→ Request
Return every entry exactly as written.

>> Start

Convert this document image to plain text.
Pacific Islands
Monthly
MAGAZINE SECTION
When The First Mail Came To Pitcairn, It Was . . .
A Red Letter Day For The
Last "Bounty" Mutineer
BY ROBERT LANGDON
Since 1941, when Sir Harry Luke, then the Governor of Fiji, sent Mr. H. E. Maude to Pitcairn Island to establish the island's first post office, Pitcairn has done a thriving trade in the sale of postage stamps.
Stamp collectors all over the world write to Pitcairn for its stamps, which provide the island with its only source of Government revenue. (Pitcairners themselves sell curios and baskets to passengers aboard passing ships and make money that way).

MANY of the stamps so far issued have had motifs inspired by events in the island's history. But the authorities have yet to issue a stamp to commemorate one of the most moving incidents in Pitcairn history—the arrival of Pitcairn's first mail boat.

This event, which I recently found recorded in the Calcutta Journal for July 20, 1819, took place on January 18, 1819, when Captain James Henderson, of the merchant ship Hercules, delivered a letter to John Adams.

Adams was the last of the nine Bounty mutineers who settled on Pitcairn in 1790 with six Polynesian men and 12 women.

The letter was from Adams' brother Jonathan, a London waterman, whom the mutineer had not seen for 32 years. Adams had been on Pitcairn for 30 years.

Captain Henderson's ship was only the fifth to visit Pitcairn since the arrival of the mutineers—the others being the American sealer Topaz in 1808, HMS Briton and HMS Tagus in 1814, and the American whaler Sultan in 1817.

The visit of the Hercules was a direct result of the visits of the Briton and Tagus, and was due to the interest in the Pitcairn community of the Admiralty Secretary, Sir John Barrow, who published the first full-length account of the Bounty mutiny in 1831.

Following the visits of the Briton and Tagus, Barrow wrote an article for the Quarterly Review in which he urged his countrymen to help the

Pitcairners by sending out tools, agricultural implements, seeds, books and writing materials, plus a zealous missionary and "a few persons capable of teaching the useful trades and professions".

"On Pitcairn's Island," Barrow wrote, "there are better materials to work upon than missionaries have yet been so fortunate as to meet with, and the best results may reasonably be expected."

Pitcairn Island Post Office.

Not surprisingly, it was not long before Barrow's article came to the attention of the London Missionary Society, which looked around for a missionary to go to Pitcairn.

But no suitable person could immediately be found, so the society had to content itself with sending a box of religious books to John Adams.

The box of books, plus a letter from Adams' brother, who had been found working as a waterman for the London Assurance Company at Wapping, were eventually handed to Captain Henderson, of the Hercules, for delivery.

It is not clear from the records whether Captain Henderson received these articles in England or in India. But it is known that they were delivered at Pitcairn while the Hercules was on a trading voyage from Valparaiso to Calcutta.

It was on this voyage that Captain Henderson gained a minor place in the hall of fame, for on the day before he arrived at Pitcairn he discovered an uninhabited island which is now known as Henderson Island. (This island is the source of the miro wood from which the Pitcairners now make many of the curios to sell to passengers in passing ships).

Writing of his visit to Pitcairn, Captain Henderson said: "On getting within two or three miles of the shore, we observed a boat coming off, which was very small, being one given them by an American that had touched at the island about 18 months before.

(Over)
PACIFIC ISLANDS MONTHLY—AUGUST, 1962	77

>> End

→ Answer to the problem
Convert this document image to plain text.
Pacific Islands
Monthly
MAGAZINE SECTION
When The First Mail Came To Pitcairn, It Was . . .
A Red Letter Day For The
Last "Bounty" Mutineer
BY ROBERT LANGDON
Since 1941, when Sir Harry Luke, then the Governor of Fiji, sent Mr. H. E. Maude to Pitcairn Island to establish the island's first post office, Pitcairn has done a thriving trade in the sale of postage stamps.
Stamp collectors all over the world write to Pitcairn for its stamps, which provide the island with its only source of Government revenue. (Pitcairners themselves sell curios and baskets to passengers aboard passing ships and make money that way).

MANY of the stamps so far issued have had motifs inspired by events in the island's history. But the authorities have yet to issue a stamp to commemorate one of the most moving incidents in Pitcairn history—the arrival of Pitcairn's first mail boat.

This event, which I recently found recorded in the Calcutta Journal for July 20, 1819, took place on January 18, 1819, when Captain James Henderson, of the merchant ship Hercules, delivered a letter to John Adams.

Adams was the last of the nine Bounty mutineers who settled on Pitcairn in 1790 with six Polynesian men and 12 women.

The letter was from Adams' brother Jonathan, a London waterman, whom the mutineer had not seen for 32 years. Adams had been on Pitcairn for 30 years.

Captain Henderson's ship was only the fifth to visit Pitcairn since the arrival of the mutineers—the others being the American sealer Topaz in 1808, HMS Briton and HMS Tagus in 1814, and the American whaler Sultan in 1817.

The visit of the Hercules was a direct result of the visits of the Briton and Tagus, and was due to the interest in the Pitcairn community of the Admiralty Secretary, Sir John Barrow, who published the first full-length account of the Bounty mutiny in 1831.

Following the visits of the Briton and Tagus, Barrow wrote an article for the Quarterly Review in which he urged his countrymen to help the

Pitcairners by sending out tools, agricultural implements, seeds, books and writing materials, plus a zealous missionary and "a few persons capable of teaching the useful trades and professions".

"On Pitcairn's Island," Barrow wrote, "there are better materials to work upon than missionaries have yet been so fortunate as to meet with, and the best results may reasonably be expected."

Pitcairn Island Post Office.

Not surprisingly, it was not long before Barrow's article came to the attention of the London Missionary Society, which looked around for a missionary to go to Pitcairn.

But no suitable person could immediately be found, so the society had to content itself with sending a box of religious books to John Adams.

The box of books, plus a letter from Adams' brother, who had been found working as a waterman for the London Assurance Company at Wapping, were eventually handed to Captain Henderson, of the Hercules, for delivery.

It is not clear from the records whether Captain Henderson received these articles in England or in India. But it is known that they were delivered at Pitcairn while the Hercules was on a trading voyage from Valparaiso to Calcutta.

It was on this voyage that Captain Henderson gained a minor place in the hall of fame, for on the day before he arrived at Pitcairn he discovered an uninhabited island which is now known as Henderson Island. (This island is the source of the miro wood from which the Pitcairners now make many of the curios to sell to passengers in passing ships).

Writing of his visit to Pitcairn, Captain Henderson said: "On getting within two or three miles of the shore, we observed a boat coming off, which was very small, being one given them by an American that had touched at the island about 18 months before.

(Over)
PACIFIC ISLANDS MONTHLY—AUGUST, 1962	77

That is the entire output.